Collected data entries
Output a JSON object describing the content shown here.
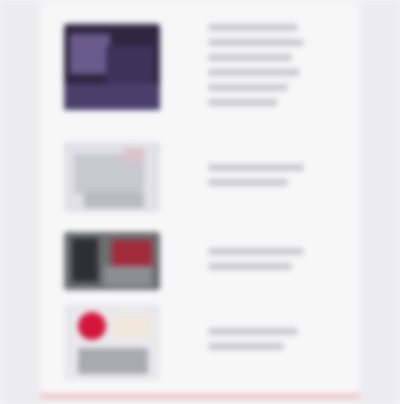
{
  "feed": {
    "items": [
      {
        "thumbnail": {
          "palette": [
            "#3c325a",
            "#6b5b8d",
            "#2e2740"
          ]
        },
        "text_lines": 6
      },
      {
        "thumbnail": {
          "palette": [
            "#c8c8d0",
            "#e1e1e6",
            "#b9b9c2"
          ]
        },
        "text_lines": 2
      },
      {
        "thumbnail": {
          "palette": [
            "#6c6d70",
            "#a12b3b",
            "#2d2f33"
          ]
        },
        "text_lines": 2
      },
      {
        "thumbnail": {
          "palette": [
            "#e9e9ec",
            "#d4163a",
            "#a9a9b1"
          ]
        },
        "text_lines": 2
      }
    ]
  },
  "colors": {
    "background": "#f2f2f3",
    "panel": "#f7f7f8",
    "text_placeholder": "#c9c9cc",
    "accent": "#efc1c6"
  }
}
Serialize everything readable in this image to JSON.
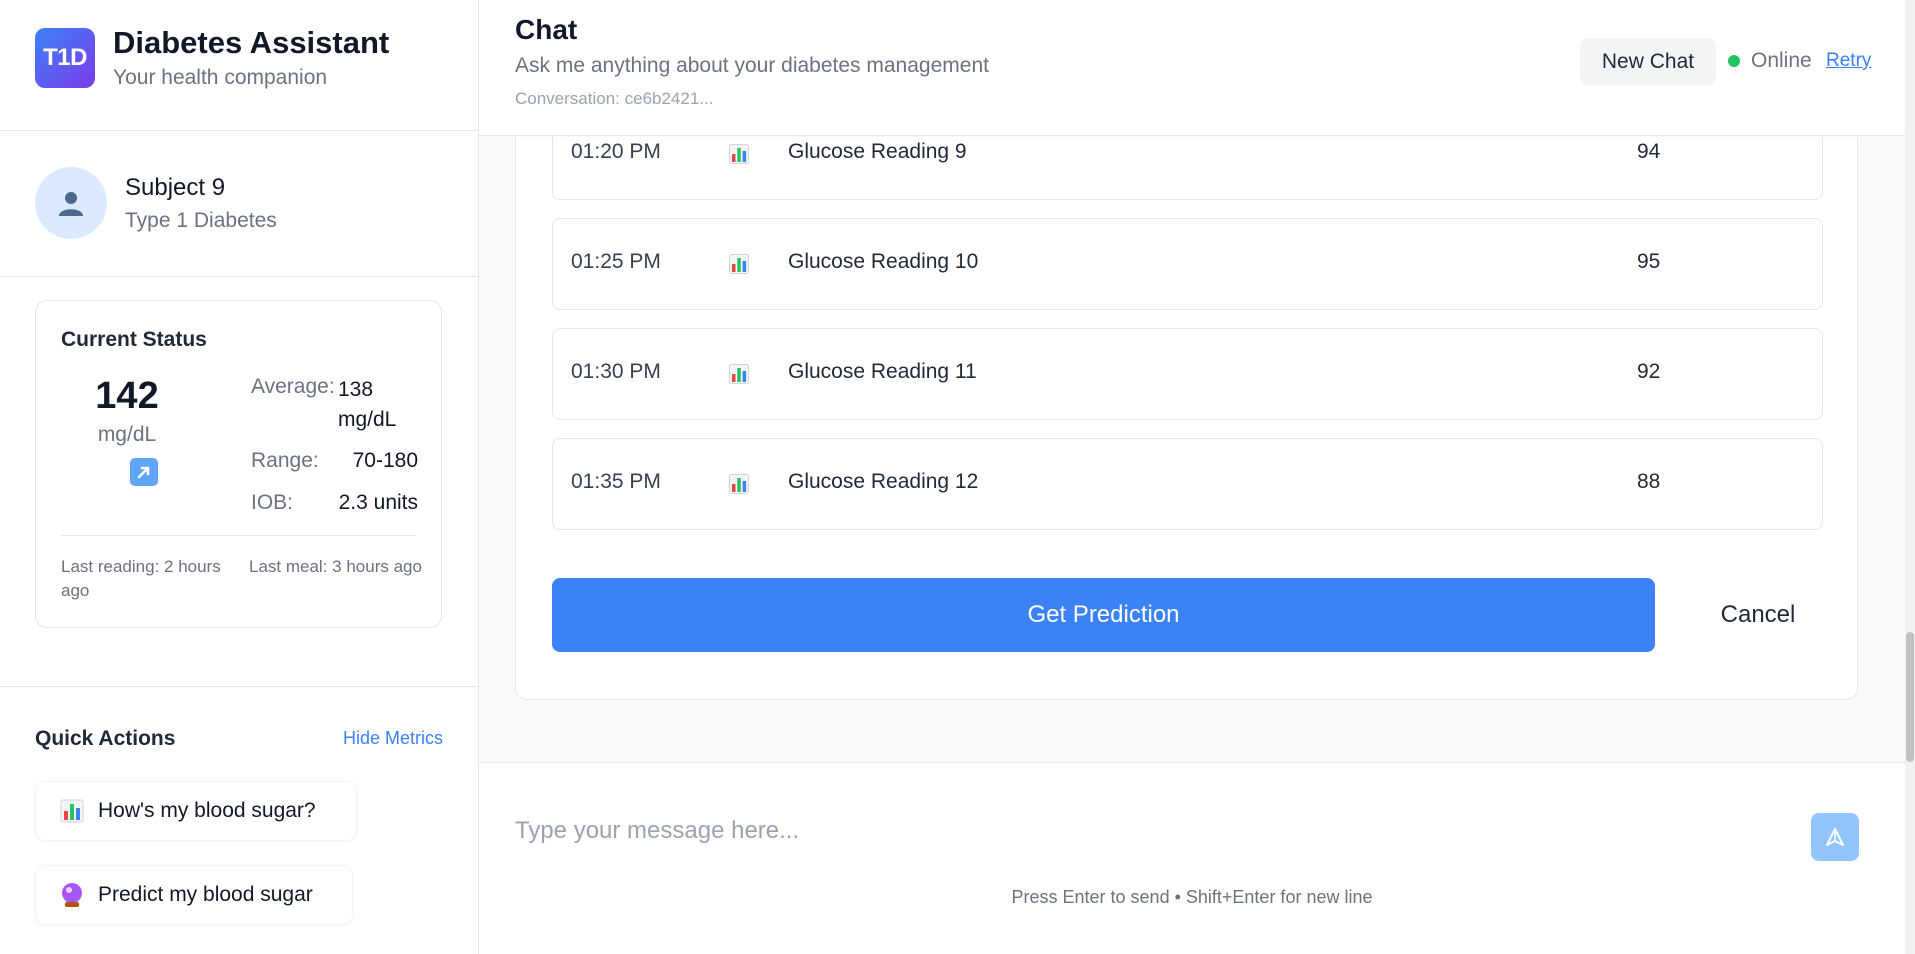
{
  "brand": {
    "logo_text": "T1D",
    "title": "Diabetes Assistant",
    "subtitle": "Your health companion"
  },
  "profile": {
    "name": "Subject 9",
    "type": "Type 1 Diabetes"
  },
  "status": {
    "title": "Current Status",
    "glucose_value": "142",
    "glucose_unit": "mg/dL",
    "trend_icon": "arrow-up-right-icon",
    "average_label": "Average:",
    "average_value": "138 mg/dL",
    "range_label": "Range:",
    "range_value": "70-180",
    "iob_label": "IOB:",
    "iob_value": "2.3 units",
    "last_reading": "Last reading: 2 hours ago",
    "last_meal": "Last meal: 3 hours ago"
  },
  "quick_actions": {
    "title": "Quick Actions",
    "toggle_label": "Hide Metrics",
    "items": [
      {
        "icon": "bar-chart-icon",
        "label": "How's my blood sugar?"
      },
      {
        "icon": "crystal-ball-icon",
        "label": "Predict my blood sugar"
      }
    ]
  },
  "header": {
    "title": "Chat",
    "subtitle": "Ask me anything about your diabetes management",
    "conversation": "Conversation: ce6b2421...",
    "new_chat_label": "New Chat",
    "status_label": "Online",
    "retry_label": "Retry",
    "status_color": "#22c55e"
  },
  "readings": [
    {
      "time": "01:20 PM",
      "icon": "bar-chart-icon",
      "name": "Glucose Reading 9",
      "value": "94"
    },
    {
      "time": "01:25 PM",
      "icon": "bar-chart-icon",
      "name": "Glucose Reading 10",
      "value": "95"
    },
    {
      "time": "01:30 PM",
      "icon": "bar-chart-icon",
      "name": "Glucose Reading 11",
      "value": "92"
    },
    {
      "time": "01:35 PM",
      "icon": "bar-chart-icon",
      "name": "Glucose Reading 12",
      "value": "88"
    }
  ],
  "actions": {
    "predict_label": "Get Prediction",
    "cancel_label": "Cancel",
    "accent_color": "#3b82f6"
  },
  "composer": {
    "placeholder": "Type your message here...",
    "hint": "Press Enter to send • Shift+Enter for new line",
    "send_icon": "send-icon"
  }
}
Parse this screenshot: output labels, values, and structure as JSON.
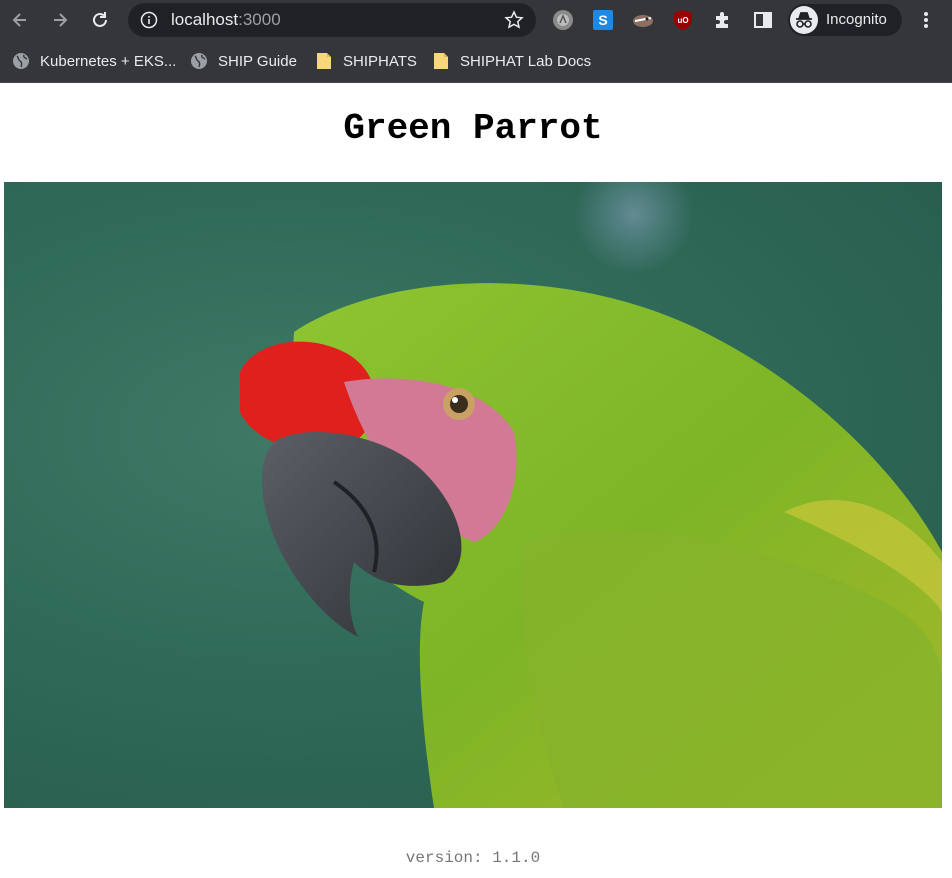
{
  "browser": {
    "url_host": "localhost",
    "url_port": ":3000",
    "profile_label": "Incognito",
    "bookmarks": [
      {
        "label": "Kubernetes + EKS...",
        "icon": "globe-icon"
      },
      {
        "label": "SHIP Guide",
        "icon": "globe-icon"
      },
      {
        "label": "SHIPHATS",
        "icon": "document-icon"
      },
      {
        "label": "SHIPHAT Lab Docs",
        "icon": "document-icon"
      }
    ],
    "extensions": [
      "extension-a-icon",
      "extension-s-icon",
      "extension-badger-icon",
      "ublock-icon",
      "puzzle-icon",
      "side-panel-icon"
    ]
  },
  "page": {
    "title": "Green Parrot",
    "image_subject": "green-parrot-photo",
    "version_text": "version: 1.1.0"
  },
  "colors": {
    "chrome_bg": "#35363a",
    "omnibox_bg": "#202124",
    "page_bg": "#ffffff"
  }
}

**GOAL**
Reproduce every entry exactly, but omit each picture.

**ANSWER TO THIS TASK**
Output a JSON object describing the content shown here.
{
  "feed": {
    "items": [
      {
        "thumbnail": {
          "palette": [
            "#3c325a",
            "#6b5b8d",
            "#2e2740"
          ]
        },
        "text_lines": 6
      },
      {
        "thumbnail": {
          "palette": [
            "#c8c8d0",
            "#e1e1e6",
            "#b9b9c2"
          ]
        },
        "text_lines": 2
      },
      {
        "thumbnail": {
          "palette": [
            "#6c6d70",
            "#a12b3b",
            "#2d2f33"
          ]
        },
        "text_lines": 2
      },
      {
        "thumbnail": {
          "palette": [
            "#e9e9ec",
            "#d4163a",
            "#a9a9b1"
          ]
        },
        "text_lines": 2
      }
    ]
  },
  "colors": {
    "background": "#f2f2f3",
    "panel": "#f7f7f8",
    "text_placeholder": "#c9c9cc",
    "accent": "#efc1c6"
  }
}
Serialize everything readable in this image to JSON.
{
  "brand": {
    "logo_text": "T1D",
    "title": "Diabetes Assistant",
    "subtitle": "Your health companion"
  },
  "profile": {
    "name": "Subject 9",
    "type": "Type 1 Diabetes"
  },
  "status": {
    "title": "Current Status",
    "glucose_value": "142",
    "glucose_unit": "mg/dL",
    "trend_icon": "arrow-up-right-icon",
    "average_label": "Average:",
    "average_value": "138 mg/dL",
    "range_label": "Range:",
    "range_value": "70-180",
    "iob_label": "IOB:",
    "iob_value": "2.3 units",
    "last_reading": "Last reading: 2 hours ago",
    "last_meal": "Last meal: 3 hours ago"
  },
  "quick_actions": {
    "title": "Quick Actions",
    "toggle_label": "Hide Metrics",
    "items": [
      {
        "icon": "bar-chart-icon",
        "label": "How's my blood sugar?"
      },
      {
        "icon": "crystal-ball-icon",
        "label": "Predict my blood sugar"
      }
    ]
  },
  "header": {
    "title": "Chat",
    "subtitle": "Ask me anything about your diabetes management",
    "conversation": "Conversation: ce6b2421...",
    "new_chat_label": "New Chat",
    "status_label": "Online",
    "retry_label": "Retry",
    "status_color": "#22c55e"
  },
  "readings": [
    {
      "time": "01:20 PM",
      "icon": "bar-chart-icon",
      "name": "Glucose Reading 9",
      "value": "94"
    },
    {
      "time": "01:25 PM",
      "icon": "bar-chart-icon",
      "name": "Glucose Reading 10",
      "value": "95"
    },
    {
      "time": "01:30 PM",
      "icon": "bar-chart-icon",
      "name": "Glucose Reading 11",
      "value": "92"
    },
    {
      "time": "01:35 PM",
      "icon": "bar-chart-icon",
      "name": "Glucose Reading 12",
      "value": "88"
    }
  ],
  "actions": {
    "predict_label": "Get Prediction",
    "cancel_label": "Cancel",
    "accent_color": "#3b82f6"
  },
  "composer": {
    "placeholder": "Type your message here...",
    "hint": "Press Enter to send • Shift+Enter for new line",
    "send_icon": "send-icon"
  }
}
Parse this screenshot: output labels, values, and structure as JSON.
{
  "browser": {
    "url_host": "localhost",
    "url_port": ":3000",
    "profile_label": "Incognito",
    "bookmarks": [
      {
        "label": "Kubernetes + EKS...",
        "icon": "globe-icon"
      },
      {
        "label": "SHIP Guide",
        "icon": "globe-icon"
      },
      {
        "label": "SHIPHATS",
        "icon": "document-icon"
      },
      {
        "label": "SHIPHAT Lab Docs",
        "icon": "document-icon"
      }
    ],
    "extensions": [
      "extension-a-icon",
      "extension-s-icon",
      "extension-badger-icon",
      "ublock-icon",
      "puzzle-icon",
      "side-panel-icon"
    ]
  },
  "page": {
    "title": "Green Parrot",
    "image_subject": "green-parrot-photo",
    "version_text": "version: 1.1.0"
  },
  "colors": {
    "chrome_bg": "#35363a",
    "omnibox_bg": "#202124",
    "page_bg": "#ffffff"
  }
}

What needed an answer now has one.